### Set task
Scan the lines below for the word "character". Copy each line you find it in.

Stored data
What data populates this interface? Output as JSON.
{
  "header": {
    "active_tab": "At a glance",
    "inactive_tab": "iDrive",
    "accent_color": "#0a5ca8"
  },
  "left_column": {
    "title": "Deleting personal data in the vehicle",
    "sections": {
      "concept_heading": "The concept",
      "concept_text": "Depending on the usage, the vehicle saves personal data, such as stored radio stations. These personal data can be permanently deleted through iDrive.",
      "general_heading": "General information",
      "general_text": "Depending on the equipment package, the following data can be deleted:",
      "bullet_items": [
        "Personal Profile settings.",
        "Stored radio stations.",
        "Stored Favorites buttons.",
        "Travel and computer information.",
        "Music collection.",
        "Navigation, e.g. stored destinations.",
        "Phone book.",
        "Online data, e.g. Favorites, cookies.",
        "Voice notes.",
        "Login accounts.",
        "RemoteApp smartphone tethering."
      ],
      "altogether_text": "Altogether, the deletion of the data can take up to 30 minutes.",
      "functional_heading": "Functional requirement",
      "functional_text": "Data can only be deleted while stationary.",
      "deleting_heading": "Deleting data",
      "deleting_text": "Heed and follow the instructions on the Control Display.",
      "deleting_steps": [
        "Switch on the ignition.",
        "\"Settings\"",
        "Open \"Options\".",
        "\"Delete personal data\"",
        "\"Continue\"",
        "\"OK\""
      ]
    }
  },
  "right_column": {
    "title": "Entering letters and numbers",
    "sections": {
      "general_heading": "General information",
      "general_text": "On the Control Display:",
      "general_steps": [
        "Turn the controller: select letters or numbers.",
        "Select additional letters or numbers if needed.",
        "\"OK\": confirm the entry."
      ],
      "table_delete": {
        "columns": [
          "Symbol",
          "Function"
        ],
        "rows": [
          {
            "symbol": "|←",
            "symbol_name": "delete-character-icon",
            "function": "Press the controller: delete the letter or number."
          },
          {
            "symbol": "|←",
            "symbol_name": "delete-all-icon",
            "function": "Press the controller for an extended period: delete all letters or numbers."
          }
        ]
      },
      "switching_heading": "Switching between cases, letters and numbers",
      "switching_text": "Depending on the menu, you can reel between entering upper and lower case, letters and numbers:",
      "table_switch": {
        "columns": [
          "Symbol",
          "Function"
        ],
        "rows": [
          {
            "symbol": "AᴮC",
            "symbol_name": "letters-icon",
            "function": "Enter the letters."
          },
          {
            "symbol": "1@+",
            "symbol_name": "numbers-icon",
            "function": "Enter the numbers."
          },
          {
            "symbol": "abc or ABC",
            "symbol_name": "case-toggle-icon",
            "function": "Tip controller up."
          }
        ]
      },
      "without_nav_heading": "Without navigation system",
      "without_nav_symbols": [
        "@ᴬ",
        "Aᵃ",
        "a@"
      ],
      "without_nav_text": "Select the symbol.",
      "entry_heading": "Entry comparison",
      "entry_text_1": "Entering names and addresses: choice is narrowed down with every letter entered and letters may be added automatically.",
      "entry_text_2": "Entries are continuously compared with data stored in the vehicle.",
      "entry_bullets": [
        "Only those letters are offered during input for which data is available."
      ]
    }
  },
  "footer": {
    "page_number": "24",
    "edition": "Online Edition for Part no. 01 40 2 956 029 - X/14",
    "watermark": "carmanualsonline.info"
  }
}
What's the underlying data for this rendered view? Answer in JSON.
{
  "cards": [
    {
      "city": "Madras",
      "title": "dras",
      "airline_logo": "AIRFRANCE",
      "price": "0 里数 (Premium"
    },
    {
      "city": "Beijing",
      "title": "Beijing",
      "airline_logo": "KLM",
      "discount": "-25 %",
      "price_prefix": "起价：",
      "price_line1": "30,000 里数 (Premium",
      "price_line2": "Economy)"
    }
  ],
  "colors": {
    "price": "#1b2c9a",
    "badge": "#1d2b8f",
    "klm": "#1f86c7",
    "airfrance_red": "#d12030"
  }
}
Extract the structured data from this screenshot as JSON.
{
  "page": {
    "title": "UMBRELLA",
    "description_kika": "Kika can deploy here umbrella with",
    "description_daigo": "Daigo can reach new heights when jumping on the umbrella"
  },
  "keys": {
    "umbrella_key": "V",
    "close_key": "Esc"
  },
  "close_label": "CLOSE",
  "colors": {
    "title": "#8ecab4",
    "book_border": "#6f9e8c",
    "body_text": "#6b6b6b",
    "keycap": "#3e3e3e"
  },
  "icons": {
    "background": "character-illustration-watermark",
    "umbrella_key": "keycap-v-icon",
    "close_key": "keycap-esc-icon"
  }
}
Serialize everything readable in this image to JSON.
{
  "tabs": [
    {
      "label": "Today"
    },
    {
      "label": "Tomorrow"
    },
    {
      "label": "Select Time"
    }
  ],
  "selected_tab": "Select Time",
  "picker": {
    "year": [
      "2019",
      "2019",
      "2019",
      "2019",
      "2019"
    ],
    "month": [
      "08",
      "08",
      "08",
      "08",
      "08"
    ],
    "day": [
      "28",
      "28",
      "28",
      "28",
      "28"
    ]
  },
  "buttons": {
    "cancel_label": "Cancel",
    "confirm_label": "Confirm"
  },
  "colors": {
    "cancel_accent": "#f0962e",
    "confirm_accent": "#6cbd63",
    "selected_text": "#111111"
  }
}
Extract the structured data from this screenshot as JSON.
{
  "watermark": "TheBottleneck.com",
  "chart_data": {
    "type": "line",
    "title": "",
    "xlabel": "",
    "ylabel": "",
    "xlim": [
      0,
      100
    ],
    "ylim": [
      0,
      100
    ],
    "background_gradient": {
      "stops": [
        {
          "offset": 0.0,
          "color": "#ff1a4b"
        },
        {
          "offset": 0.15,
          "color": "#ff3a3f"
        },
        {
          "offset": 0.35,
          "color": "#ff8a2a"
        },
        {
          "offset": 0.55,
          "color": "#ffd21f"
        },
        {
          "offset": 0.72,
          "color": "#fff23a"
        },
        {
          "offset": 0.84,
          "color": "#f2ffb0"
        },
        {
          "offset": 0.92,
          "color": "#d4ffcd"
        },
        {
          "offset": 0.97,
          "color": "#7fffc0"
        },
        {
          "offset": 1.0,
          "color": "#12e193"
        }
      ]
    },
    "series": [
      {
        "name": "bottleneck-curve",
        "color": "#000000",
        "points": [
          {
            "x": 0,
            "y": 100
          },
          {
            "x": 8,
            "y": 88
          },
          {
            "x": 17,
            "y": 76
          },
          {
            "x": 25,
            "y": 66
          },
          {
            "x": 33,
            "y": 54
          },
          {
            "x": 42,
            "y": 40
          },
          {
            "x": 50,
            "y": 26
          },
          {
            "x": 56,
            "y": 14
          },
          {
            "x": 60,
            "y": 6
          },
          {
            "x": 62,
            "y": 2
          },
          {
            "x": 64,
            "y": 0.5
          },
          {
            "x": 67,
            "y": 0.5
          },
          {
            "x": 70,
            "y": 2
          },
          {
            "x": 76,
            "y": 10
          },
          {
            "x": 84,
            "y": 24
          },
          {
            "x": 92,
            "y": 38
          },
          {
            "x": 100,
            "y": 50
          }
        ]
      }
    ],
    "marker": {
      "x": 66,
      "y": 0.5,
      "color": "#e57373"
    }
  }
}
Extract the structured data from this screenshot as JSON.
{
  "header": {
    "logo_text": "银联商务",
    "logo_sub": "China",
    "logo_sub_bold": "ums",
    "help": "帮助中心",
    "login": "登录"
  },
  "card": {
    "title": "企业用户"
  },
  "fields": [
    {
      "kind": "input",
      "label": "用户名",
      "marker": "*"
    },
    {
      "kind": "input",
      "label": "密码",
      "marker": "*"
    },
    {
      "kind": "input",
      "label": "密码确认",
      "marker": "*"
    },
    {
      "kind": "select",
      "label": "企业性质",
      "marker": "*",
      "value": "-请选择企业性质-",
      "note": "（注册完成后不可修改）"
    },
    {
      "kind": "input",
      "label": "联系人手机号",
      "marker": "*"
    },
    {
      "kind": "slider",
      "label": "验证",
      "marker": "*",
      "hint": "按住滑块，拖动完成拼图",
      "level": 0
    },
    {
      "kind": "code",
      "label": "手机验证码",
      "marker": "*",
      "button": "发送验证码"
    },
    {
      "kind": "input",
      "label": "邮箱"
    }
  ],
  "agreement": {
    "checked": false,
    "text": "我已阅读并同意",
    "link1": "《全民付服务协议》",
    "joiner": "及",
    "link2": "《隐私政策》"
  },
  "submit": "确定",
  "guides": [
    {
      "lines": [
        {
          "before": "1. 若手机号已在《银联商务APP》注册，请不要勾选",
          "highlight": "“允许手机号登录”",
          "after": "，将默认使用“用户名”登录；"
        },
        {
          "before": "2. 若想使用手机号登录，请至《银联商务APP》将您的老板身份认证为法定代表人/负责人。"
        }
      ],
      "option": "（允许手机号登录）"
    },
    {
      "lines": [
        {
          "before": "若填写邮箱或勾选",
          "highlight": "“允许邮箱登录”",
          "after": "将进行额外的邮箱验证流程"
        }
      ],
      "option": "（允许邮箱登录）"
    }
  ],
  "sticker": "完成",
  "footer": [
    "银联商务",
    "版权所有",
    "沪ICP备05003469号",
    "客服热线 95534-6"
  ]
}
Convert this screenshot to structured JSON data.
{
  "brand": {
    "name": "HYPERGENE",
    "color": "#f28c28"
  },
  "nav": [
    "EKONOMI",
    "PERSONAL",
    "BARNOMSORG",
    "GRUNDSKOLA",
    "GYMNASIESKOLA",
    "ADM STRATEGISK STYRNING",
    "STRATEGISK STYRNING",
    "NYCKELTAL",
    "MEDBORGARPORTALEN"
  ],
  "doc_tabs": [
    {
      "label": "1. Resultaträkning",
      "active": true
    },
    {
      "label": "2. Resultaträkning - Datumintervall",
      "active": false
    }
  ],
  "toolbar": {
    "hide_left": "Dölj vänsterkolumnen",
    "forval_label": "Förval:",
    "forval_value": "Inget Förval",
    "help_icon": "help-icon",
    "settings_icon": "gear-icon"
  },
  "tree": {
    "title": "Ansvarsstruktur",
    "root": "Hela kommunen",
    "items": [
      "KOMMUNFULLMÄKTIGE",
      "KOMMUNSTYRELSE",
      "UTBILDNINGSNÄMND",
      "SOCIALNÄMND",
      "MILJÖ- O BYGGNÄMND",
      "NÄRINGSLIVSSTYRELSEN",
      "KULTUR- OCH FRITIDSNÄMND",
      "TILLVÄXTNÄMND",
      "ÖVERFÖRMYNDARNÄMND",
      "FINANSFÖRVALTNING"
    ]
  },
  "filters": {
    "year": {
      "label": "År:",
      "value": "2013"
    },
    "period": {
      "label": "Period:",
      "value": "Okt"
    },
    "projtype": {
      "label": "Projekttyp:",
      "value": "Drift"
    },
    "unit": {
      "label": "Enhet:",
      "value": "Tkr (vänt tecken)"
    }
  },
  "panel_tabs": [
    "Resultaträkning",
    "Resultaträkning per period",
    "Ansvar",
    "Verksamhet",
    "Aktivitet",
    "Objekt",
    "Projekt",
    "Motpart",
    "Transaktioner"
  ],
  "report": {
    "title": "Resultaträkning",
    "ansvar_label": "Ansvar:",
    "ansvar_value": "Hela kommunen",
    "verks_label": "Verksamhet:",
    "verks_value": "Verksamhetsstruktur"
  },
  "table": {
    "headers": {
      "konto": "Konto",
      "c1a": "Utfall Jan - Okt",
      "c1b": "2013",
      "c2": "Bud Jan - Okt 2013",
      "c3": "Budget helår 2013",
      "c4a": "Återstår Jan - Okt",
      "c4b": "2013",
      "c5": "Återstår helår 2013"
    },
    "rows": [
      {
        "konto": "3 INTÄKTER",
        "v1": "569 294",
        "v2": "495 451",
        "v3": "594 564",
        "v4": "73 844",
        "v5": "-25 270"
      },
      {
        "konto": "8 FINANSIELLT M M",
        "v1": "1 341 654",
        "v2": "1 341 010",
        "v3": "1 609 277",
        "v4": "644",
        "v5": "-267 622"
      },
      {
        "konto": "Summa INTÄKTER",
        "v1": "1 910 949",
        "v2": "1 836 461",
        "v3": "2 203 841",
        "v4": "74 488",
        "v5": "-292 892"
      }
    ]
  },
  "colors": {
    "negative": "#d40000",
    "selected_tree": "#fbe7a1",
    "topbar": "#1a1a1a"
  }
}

### Right answer
            "symbol_name": "delete-character-icon",
    "background": "character-illustration-watermark",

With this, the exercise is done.